GIVEN EXERCISE> Reproduce the listing below without alteration, starting with its first line and going on through the line containing "- left-margin-fragment: re.: [0, 648, 12, 660]", with both of those lines included.

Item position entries
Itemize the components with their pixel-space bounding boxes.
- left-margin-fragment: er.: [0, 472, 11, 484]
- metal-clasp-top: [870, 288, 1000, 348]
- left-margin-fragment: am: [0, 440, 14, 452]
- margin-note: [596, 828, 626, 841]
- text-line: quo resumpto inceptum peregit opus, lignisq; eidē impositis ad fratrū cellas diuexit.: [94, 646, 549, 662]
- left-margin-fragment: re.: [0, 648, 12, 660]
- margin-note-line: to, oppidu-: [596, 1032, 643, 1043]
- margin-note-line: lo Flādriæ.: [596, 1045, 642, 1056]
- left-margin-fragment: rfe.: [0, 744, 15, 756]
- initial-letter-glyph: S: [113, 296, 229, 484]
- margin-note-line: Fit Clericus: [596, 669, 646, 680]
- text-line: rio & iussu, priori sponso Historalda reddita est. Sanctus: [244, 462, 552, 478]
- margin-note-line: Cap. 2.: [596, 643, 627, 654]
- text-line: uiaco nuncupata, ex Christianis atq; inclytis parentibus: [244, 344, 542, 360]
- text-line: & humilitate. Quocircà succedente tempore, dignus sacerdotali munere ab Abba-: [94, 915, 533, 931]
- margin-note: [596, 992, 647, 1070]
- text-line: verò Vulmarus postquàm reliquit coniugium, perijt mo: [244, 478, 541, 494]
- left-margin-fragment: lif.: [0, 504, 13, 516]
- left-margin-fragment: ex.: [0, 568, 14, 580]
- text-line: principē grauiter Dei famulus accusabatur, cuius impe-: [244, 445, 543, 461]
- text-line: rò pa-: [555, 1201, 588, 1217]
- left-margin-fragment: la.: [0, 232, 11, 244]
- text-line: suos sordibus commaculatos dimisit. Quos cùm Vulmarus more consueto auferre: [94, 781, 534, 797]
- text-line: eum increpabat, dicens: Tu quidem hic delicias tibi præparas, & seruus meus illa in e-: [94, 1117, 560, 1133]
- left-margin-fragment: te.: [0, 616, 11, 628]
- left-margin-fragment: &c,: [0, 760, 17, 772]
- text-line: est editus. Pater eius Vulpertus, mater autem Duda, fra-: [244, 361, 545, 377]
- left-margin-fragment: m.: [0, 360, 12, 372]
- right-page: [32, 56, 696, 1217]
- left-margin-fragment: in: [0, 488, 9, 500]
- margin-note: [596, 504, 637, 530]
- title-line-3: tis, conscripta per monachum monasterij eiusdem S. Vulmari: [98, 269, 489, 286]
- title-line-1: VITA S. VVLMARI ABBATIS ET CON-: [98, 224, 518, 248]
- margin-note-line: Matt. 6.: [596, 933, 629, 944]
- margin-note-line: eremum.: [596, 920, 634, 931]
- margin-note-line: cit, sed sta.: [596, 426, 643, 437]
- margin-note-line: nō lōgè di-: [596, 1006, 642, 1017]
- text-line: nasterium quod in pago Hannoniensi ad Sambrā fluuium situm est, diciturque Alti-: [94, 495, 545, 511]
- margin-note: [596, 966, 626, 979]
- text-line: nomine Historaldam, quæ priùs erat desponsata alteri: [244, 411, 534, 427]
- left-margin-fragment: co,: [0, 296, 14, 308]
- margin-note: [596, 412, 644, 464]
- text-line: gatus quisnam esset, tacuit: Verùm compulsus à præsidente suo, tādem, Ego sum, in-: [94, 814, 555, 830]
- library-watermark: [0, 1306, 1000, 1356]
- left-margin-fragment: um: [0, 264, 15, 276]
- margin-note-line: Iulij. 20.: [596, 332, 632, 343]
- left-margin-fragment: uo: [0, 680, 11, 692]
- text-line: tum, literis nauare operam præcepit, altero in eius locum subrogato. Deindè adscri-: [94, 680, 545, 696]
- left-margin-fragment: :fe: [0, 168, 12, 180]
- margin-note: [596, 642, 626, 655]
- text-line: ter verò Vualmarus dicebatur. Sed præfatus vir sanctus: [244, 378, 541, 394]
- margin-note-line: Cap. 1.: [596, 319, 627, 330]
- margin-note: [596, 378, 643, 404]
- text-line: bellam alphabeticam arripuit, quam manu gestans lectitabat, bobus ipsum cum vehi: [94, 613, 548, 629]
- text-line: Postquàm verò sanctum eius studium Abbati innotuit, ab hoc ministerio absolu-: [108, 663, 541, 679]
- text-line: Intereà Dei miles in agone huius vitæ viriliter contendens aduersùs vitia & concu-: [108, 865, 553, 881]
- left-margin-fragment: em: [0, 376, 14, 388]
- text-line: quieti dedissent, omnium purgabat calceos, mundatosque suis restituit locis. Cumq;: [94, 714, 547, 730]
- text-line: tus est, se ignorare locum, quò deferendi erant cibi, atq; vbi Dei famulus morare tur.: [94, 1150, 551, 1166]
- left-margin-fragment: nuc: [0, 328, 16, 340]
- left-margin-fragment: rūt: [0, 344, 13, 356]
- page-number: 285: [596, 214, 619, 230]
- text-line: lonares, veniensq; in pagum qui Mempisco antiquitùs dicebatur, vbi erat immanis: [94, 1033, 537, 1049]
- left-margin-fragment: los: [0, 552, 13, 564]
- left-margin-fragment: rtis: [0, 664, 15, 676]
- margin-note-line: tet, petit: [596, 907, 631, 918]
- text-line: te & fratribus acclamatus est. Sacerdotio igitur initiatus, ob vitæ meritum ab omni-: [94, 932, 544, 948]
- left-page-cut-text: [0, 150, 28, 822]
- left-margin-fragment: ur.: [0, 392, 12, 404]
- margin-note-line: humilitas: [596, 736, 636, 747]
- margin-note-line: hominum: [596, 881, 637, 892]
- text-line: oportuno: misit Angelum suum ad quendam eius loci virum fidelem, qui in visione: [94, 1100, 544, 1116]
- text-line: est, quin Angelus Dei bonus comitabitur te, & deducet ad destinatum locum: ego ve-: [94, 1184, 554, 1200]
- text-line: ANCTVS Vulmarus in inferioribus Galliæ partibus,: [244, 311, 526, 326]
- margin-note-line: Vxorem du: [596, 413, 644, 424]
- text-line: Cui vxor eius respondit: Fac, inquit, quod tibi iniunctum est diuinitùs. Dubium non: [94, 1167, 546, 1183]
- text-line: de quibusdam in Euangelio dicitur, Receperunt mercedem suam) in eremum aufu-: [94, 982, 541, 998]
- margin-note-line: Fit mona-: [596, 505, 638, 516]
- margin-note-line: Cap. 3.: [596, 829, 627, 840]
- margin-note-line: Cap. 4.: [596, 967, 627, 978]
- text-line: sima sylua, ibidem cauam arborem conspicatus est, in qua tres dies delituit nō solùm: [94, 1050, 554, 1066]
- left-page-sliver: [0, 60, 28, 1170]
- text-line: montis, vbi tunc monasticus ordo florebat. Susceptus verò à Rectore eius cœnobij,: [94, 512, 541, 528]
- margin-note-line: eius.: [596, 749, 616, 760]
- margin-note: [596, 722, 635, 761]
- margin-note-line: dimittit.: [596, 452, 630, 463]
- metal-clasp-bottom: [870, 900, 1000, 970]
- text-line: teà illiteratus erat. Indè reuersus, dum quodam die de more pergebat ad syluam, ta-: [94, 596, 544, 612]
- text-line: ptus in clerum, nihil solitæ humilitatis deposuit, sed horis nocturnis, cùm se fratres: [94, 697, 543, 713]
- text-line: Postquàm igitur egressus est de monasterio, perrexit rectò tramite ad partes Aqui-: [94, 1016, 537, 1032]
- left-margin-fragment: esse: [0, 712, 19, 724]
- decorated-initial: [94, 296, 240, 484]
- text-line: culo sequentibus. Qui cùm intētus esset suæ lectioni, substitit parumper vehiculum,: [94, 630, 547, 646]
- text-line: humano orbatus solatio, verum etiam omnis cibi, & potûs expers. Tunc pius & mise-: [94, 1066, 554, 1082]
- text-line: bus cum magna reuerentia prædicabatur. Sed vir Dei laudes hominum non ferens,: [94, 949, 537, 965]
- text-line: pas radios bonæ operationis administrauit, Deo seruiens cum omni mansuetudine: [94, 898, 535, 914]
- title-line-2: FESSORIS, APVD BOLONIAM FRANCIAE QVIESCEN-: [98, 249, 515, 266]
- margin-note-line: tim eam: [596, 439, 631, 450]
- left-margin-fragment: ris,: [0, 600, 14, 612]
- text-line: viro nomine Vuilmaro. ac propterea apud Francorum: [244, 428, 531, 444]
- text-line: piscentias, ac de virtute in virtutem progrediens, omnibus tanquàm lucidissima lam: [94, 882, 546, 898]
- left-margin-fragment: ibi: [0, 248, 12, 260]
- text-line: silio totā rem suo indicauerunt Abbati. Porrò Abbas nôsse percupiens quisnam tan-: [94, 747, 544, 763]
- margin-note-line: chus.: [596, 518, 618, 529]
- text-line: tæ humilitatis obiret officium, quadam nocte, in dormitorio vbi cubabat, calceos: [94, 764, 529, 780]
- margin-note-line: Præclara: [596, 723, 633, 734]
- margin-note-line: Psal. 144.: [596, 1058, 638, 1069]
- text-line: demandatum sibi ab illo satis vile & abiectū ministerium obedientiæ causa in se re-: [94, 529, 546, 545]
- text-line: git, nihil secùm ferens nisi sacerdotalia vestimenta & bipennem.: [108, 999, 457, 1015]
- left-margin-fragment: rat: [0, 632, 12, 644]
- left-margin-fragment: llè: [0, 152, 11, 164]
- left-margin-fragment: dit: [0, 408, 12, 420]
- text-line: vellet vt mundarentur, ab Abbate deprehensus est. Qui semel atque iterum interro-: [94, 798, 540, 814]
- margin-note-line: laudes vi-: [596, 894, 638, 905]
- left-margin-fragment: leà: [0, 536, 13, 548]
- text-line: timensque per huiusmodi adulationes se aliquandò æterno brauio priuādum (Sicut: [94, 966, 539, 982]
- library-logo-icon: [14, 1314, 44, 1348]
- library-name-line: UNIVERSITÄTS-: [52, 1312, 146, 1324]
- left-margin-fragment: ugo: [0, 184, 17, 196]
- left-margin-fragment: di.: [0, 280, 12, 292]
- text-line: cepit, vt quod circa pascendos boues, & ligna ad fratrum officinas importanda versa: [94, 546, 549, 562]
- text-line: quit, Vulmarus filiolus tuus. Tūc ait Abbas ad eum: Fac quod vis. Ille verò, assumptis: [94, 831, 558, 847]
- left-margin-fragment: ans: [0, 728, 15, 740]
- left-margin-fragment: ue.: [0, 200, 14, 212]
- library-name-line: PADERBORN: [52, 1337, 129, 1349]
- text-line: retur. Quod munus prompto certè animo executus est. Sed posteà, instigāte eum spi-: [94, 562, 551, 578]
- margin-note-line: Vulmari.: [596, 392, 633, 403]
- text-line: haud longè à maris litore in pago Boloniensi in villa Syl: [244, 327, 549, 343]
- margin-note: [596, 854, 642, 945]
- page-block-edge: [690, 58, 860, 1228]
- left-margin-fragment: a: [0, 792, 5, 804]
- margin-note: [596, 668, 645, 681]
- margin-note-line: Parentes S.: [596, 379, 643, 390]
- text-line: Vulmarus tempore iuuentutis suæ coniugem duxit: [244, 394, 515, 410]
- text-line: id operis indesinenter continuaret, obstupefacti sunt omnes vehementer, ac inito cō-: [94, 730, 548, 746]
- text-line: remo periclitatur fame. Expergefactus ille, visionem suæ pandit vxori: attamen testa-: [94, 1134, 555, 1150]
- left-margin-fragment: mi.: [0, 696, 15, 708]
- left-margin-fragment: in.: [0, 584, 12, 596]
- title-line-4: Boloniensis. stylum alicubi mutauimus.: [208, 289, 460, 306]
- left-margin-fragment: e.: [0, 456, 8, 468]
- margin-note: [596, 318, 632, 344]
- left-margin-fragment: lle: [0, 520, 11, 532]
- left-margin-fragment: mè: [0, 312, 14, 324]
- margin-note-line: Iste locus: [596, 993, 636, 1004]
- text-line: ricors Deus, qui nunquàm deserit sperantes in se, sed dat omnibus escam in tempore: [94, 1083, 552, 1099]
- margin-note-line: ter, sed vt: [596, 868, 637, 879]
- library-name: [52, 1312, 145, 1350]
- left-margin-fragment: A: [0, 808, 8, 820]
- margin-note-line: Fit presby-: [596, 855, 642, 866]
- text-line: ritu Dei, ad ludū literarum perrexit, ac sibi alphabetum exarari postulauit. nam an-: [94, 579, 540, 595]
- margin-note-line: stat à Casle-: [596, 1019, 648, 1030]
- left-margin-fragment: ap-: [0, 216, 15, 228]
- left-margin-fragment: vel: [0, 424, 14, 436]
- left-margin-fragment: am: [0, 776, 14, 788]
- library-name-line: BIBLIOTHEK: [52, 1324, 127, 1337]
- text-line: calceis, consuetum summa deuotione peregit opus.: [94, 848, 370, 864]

FINAL RESULT>
Itemize the components with their pixel-space bounding boxes.
- left-margin-fragment: er.: [0, 472, 11, 484]
- metal-clasp-top: [870, 288, 1000, 348]
- left-margin-fragment: am: [0, 440, 14, 452]
- margin-note: [596, 828, 626, 841]
- text-line: quo resumpto inceptum peregit opus, lignisq; eidē impositis ad fratrū cellas diuexit.: [94, 646, 549, 662]
- left-margin-fragment: re.: [0, 648, 12, 660]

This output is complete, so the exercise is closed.